(Dataset entries)

________________________________________

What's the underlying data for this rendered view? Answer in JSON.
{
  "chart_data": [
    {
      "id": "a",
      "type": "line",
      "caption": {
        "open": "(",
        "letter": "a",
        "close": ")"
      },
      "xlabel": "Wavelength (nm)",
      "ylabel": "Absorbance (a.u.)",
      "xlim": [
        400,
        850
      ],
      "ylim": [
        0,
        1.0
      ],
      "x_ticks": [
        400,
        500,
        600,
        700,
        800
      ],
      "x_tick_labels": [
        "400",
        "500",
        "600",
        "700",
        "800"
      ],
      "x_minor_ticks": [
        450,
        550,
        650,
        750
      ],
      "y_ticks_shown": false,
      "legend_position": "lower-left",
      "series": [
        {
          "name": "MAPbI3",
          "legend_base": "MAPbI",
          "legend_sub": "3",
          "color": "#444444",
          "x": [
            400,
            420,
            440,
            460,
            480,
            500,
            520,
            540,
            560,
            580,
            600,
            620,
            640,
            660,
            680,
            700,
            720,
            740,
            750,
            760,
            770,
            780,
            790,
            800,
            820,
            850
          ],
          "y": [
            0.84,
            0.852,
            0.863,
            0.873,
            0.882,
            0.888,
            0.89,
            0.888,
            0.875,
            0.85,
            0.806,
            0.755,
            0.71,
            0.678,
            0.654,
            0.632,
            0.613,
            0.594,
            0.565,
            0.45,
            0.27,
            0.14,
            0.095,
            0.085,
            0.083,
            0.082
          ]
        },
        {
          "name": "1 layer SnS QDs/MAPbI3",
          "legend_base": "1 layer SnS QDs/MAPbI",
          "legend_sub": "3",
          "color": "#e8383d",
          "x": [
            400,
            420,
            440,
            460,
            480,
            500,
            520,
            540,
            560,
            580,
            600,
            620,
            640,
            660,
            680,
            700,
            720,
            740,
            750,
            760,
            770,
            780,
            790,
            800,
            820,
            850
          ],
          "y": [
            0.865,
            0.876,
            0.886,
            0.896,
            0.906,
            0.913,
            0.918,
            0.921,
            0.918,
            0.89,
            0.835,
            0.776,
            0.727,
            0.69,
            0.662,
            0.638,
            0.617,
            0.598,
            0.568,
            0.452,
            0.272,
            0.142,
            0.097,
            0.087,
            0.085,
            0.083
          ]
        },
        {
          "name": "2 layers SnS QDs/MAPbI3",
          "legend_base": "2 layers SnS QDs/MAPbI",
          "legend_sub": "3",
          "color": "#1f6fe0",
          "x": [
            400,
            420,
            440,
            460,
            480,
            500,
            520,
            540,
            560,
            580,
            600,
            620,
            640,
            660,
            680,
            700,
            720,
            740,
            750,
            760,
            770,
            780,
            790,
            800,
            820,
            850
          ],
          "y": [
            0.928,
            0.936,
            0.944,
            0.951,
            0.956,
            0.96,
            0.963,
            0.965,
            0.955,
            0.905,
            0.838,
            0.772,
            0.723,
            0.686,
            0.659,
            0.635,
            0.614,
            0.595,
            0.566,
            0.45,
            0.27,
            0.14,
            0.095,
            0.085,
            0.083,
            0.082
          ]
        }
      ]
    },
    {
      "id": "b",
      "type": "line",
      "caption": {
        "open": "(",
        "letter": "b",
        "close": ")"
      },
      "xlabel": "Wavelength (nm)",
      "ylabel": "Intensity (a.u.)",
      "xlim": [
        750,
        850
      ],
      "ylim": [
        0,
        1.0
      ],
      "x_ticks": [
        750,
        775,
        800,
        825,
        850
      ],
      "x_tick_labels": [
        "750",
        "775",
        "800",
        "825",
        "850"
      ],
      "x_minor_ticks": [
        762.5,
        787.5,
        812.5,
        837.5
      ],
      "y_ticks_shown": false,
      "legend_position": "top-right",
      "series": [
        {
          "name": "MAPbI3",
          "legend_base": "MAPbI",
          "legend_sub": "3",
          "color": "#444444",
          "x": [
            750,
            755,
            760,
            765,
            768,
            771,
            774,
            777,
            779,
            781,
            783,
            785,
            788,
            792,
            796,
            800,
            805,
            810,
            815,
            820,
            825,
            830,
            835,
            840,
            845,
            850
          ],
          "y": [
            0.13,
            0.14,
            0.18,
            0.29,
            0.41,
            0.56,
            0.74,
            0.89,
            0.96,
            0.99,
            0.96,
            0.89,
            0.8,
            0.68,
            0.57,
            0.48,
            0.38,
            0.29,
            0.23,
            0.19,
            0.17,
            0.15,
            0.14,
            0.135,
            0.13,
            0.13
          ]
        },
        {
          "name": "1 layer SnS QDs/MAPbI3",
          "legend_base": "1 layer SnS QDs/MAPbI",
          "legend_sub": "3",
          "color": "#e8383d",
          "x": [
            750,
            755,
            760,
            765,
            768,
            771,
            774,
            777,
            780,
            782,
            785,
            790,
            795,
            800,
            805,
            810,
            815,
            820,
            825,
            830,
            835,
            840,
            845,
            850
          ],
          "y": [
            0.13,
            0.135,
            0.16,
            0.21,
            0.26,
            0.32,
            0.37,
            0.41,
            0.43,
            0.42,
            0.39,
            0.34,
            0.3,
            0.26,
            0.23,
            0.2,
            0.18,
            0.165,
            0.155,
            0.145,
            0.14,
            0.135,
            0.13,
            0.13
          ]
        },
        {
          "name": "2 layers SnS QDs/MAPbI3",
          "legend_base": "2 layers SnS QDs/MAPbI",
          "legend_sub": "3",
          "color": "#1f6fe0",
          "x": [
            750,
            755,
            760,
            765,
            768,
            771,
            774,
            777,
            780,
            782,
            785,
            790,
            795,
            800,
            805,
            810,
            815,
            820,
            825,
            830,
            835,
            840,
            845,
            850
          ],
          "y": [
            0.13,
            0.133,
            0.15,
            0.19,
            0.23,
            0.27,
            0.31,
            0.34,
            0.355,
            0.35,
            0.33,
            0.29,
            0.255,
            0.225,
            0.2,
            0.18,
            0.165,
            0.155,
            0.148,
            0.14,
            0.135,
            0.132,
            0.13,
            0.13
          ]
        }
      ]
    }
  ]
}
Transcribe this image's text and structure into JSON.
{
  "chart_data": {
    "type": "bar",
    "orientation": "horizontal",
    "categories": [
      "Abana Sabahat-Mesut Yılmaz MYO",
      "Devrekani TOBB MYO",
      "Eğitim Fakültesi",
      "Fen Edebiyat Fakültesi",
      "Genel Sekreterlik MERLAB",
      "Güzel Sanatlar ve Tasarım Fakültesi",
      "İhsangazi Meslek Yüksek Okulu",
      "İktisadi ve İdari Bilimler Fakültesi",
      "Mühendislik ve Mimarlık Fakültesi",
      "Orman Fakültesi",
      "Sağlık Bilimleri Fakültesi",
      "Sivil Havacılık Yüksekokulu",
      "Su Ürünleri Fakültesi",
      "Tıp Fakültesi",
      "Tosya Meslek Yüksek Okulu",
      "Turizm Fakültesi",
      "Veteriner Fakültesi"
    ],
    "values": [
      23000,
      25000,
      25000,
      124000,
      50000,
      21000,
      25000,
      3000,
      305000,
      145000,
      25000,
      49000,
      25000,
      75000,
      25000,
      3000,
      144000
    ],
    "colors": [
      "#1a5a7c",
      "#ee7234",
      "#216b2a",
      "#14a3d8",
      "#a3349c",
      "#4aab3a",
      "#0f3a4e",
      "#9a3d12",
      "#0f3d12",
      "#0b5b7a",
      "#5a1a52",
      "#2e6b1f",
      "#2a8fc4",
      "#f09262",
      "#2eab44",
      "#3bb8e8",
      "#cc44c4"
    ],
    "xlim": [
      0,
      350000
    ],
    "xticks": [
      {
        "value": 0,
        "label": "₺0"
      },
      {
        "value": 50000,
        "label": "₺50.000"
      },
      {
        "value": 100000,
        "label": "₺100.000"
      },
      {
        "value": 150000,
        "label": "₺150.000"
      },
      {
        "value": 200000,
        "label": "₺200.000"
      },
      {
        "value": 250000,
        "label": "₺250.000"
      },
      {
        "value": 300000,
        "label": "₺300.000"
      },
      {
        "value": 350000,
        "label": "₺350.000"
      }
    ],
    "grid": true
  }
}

________________________________________

■ Problem to solve ■
Locate the word "this" in the data above. Copy every line carrying it.

■ Exercise result ■
What's the underlying data for this rendered view? Answer in JSON.
Transcribe this image's text and structure into JSON.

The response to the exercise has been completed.